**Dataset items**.
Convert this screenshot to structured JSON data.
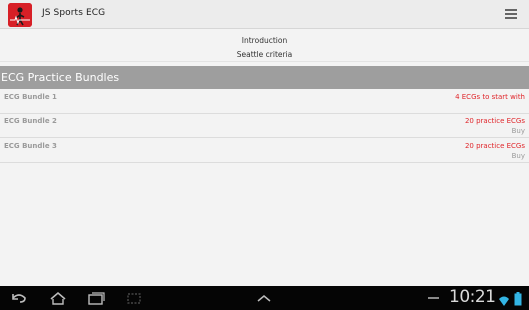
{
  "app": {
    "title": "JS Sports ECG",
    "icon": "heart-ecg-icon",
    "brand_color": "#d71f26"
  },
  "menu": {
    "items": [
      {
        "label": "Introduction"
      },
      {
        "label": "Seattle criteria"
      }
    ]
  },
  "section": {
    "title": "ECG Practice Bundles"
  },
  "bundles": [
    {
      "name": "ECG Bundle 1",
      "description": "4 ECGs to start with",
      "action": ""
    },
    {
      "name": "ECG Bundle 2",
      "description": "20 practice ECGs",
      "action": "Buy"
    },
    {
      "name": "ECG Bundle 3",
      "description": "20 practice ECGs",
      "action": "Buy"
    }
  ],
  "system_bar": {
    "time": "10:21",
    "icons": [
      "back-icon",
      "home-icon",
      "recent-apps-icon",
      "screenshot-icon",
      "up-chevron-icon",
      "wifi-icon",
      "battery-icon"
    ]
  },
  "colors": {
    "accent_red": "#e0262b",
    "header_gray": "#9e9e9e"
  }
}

--

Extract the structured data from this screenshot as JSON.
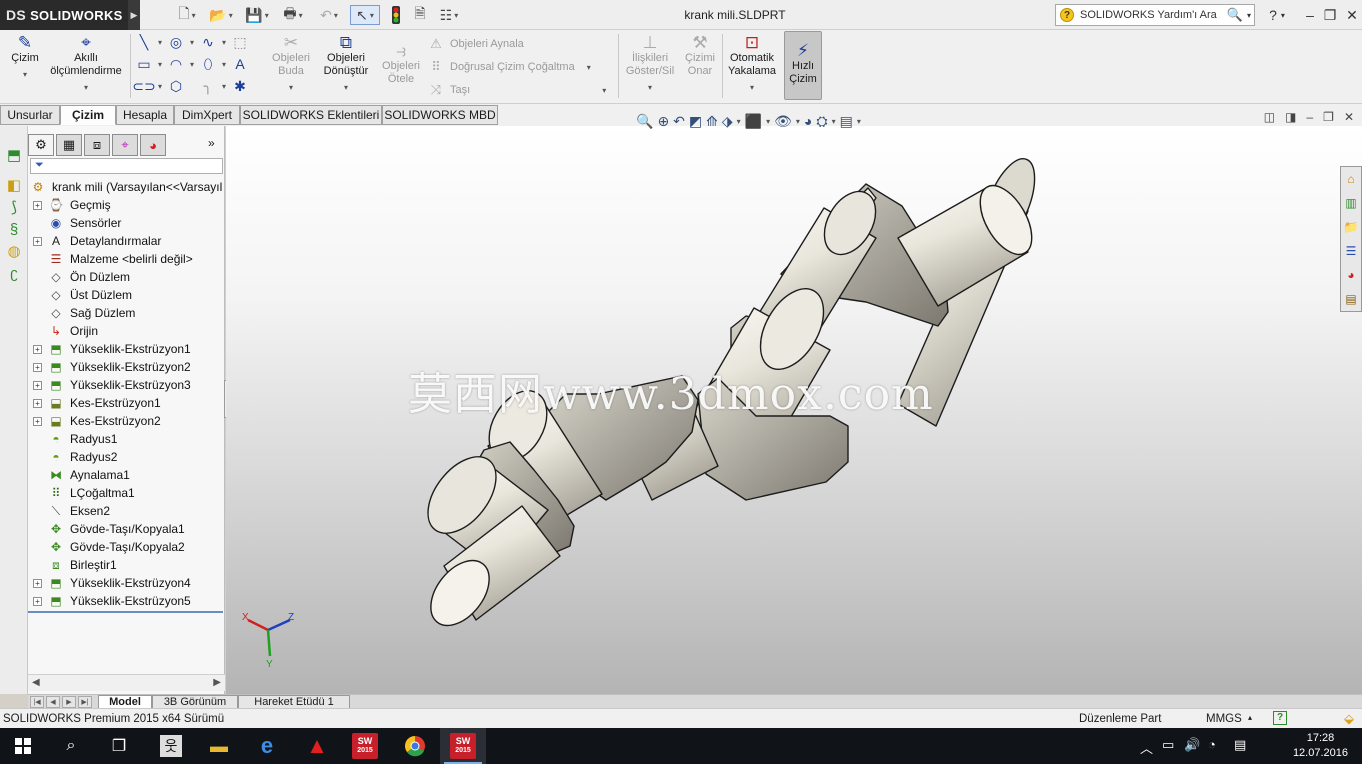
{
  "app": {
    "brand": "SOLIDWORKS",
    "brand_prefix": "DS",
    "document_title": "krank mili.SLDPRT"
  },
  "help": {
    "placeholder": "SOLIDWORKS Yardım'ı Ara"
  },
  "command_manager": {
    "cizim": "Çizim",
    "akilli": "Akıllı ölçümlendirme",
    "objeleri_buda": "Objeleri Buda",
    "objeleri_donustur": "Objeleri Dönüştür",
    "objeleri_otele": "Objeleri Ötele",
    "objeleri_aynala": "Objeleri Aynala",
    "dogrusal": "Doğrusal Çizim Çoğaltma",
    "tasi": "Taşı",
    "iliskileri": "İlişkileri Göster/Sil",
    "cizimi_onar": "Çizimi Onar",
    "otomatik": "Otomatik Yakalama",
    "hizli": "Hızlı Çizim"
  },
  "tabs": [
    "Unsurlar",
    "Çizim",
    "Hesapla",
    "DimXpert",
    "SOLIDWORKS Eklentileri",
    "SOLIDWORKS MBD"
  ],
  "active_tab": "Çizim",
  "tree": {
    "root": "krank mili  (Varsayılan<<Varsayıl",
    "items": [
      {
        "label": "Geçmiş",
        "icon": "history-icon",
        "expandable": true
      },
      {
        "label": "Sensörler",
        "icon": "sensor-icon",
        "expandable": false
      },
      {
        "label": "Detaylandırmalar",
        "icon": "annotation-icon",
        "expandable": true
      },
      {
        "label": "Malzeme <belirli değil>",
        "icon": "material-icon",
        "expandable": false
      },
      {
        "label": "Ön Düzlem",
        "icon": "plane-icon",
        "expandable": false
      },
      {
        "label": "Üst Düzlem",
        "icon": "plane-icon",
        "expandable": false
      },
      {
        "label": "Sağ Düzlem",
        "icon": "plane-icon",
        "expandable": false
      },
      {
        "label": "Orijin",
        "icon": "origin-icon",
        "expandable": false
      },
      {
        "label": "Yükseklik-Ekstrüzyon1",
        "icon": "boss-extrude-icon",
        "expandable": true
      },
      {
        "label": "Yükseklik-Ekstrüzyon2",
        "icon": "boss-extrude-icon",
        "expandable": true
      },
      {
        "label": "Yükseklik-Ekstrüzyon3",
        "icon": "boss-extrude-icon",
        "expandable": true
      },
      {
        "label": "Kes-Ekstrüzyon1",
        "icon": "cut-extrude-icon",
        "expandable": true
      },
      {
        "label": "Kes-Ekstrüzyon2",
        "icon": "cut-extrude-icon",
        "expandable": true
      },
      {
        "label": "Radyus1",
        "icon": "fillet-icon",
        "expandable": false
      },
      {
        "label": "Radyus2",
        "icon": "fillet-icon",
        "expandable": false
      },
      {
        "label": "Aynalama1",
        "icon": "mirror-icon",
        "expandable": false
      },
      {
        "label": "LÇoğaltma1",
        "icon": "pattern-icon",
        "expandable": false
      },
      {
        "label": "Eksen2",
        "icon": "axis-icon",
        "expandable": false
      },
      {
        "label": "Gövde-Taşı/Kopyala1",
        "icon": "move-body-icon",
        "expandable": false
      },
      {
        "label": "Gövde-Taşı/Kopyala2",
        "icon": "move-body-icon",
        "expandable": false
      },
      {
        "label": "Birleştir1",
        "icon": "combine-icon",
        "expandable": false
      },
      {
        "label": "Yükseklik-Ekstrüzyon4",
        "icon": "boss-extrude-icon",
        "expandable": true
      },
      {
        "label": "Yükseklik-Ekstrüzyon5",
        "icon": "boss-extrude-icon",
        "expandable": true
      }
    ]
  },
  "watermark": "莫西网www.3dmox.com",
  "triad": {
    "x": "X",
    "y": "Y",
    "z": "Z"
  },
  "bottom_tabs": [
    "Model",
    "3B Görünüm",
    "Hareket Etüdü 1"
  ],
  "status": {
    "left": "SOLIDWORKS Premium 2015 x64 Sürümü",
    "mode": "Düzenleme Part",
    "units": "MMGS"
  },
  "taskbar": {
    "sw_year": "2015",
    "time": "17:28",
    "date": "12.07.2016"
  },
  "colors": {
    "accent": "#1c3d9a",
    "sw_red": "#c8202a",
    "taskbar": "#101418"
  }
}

==

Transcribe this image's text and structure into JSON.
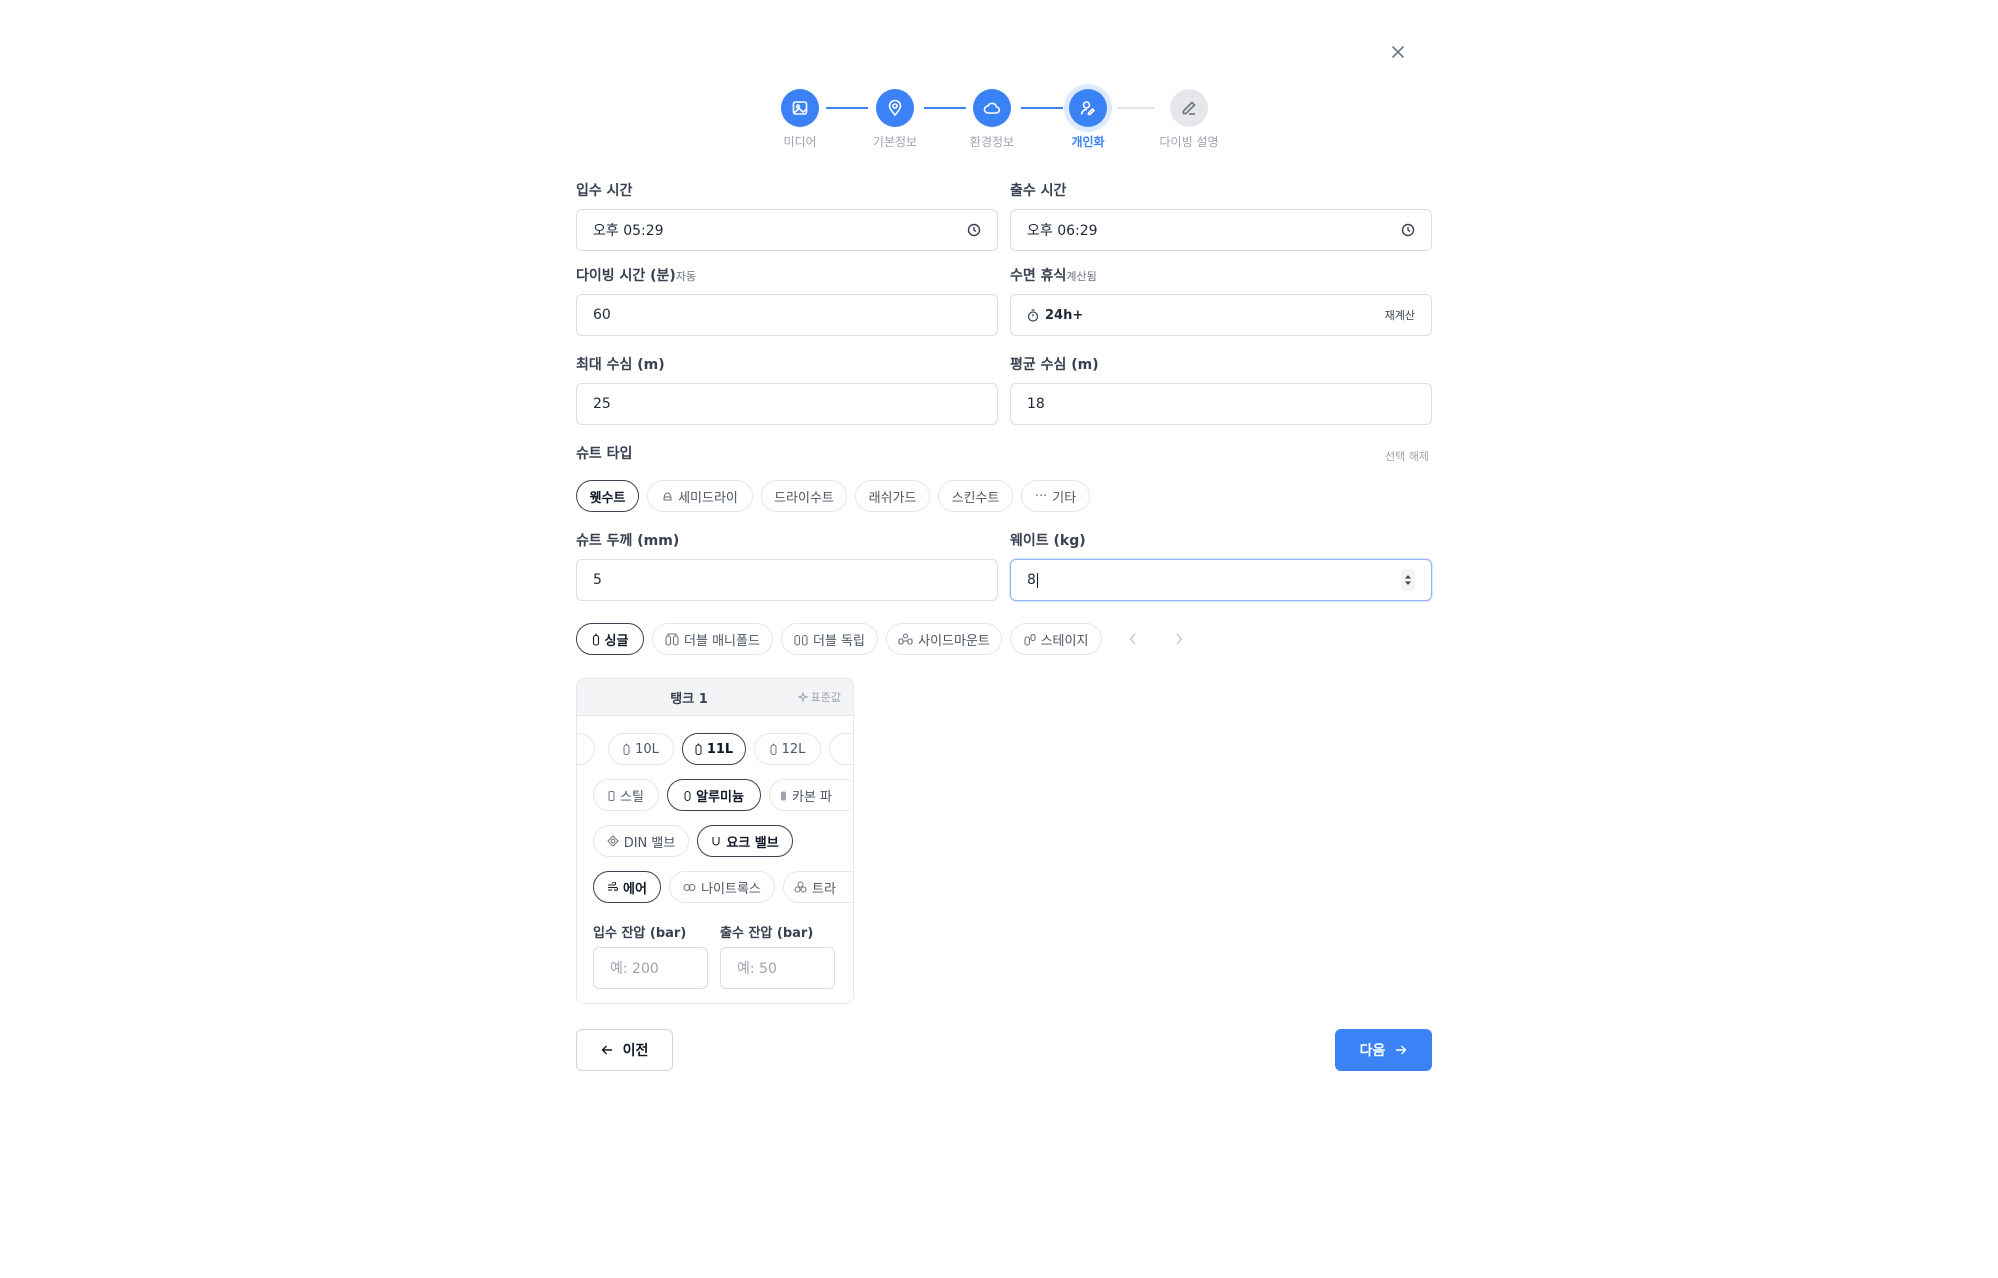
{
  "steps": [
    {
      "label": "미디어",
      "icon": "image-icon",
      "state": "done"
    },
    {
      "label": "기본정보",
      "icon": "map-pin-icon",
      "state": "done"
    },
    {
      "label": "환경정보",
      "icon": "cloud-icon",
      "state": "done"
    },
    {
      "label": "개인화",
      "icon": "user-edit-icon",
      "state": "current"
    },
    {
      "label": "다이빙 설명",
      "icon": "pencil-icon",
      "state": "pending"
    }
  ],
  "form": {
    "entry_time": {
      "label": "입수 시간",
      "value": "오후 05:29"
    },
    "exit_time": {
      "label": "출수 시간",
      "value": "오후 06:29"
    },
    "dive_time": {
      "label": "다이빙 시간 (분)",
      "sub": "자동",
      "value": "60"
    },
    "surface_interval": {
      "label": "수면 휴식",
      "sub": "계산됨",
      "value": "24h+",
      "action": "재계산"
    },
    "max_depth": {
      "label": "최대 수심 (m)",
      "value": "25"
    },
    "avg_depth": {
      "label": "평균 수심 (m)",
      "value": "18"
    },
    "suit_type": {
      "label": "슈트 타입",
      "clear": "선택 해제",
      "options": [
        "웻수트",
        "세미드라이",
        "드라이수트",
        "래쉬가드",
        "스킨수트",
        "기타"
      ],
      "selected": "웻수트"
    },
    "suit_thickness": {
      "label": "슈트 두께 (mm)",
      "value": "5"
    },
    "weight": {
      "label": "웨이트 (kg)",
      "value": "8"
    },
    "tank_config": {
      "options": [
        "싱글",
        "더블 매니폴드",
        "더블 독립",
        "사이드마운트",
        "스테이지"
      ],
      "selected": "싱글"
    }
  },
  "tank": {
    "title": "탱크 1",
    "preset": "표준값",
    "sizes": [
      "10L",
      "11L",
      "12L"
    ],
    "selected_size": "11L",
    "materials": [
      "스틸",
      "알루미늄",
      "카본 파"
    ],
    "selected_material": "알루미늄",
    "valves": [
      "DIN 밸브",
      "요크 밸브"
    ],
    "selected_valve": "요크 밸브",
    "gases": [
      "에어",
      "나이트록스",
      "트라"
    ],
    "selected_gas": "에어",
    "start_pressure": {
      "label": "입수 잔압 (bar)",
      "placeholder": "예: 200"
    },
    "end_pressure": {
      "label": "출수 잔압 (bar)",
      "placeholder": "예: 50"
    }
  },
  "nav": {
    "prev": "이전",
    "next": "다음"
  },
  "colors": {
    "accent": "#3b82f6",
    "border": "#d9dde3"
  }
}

**INSTRUCTIONS TO FOLLOW**.
Above are the records. Copy every line in them holding "structured".

**WORKED ANSWER**.
Convert this screenshot to structured JSON data.
Extract the structured data from this screenshot as JSON.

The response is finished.